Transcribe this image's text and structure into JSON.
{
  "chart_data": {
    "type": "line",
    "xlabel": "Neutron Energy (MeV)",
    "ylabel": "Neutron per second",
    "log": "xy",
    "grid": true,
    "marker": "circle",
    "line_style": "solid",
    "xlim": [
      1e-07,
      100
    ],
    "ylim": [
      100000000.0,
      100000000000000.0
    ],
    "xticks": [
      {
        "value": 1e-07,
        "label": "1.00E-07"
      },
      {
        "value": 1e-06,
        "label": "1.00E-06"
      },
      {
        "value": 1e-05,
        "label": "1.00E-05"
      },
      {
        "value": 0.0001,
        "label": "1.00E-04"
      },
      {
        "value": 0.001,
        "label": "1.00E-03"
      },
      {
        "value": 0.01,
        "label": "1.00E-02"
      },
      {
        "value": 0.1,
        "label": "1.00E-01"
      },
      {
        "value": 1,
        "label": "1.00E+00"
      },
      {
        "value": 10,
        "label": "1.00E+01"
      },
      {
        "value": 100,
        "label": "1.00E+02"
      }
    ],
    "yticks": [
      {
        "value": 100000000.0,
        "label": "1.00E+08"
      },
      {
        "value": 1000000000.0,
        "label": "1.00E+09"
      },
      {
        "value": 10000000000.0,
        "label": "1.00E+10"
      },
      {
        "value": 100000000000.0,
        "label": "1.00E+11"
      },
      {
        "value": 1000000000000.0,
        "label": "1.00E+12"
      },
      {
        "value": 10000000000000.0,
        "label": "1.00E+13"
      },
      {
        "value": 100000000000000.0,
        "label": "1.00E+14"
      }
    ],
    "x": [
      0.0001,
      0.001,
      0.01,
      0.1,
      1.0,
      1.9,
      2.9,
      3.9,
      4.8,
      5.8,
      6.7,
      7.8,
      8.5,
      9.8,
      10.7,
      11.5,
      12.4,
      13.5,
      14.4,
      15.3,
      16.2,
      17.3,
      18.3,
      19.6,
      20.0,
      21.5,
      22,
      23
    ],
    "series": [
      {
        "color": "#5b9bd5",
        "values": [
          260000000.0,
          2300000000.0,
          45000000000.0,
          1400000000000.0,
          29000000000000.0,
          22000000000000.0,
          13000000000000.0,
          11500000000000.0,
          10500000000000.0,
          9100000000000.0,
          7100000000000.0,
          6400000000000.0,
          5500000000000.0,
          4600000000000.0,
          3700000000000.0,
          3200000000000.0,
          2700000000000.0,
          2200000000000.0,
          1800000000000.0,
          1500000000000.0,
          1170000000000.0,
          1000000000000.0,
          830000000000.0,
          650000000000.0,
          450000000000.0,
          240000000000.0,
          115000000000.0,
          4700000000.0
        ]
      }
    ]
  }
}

What you should do:
In the listing, find every line containing the word "Neutron" and list it.

Final result:
    "xlabel": "Neutron Energy (MeV)",
    "ylabel": "Neutron per second",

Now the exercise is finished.